*Input:*
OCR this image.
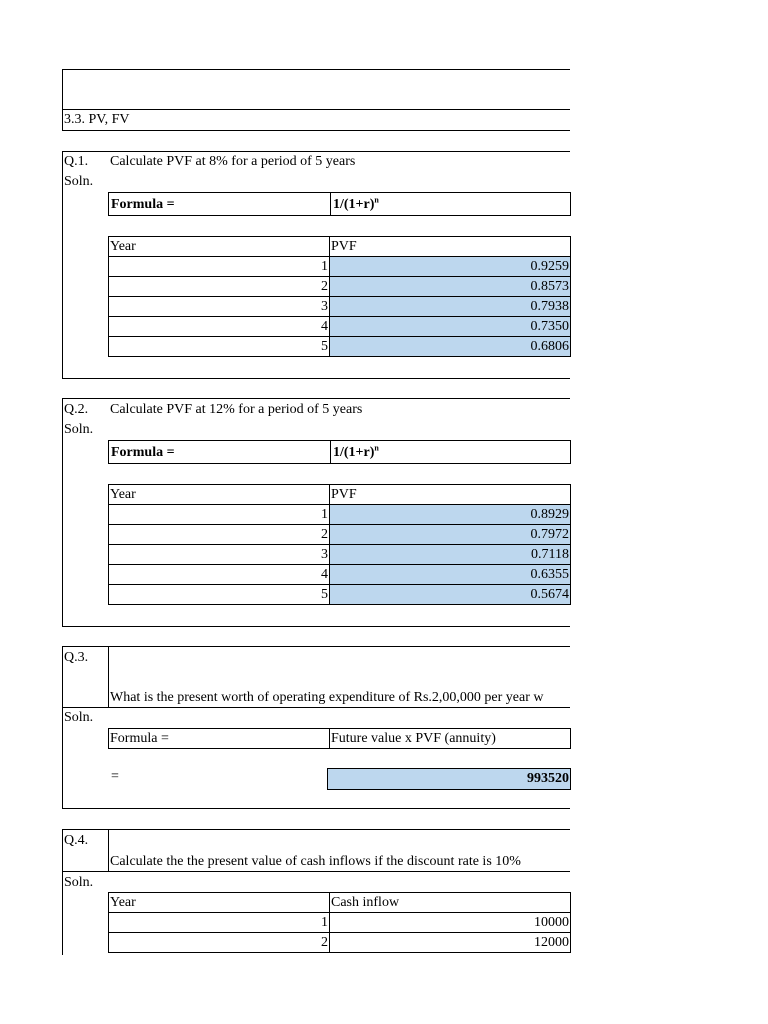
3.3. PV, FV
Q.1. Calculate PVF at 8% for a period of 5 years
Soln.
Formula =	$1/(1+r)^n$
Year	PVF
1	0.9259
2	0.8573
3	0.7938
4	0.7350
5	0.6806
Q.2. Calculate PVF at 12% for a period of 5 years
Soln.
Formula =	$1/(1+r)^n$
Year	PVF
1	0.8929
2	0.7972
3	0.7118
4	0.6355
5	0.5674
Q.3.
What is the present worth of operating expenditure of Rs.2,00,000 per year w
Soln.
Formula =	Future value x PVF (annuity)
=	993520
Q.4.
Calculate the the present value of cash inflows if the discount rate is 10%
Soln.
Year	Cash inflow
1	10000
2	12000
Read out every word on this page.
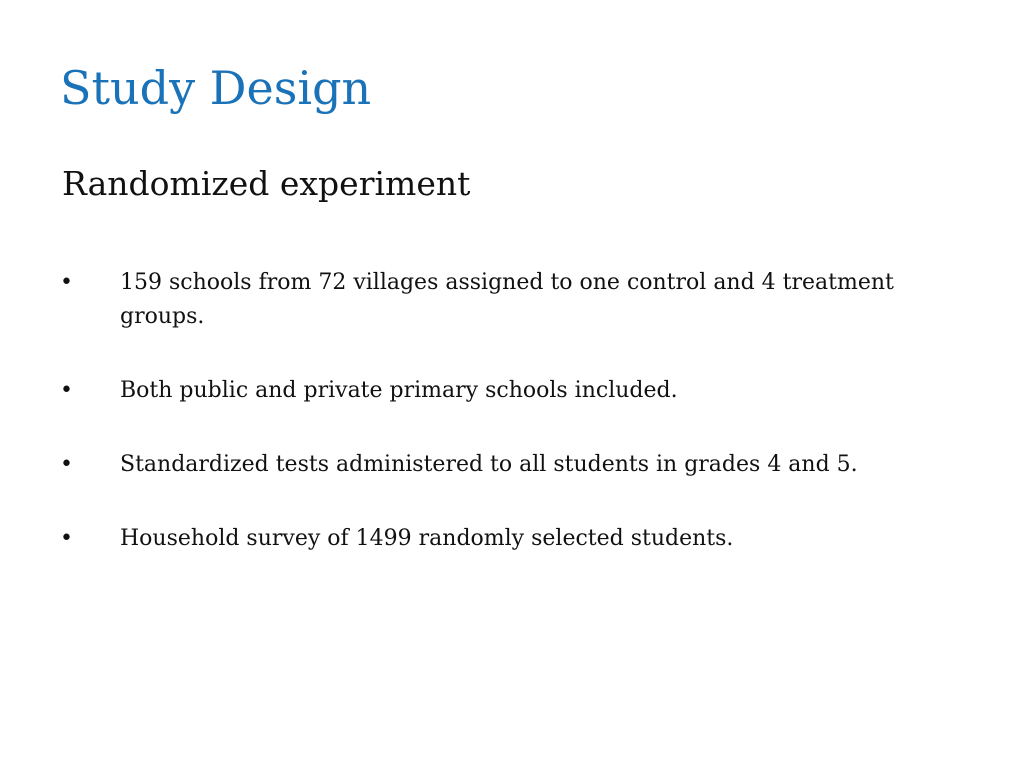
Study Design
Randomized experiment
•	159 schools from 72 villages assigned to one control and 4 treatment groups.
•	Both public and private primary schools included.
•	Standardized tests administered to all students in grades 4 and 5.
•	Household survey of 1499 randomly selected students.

*Task goal:*
Check every line of the listing for the string "years" and report how many lines have it, as a number alone.

*Answer below:*
2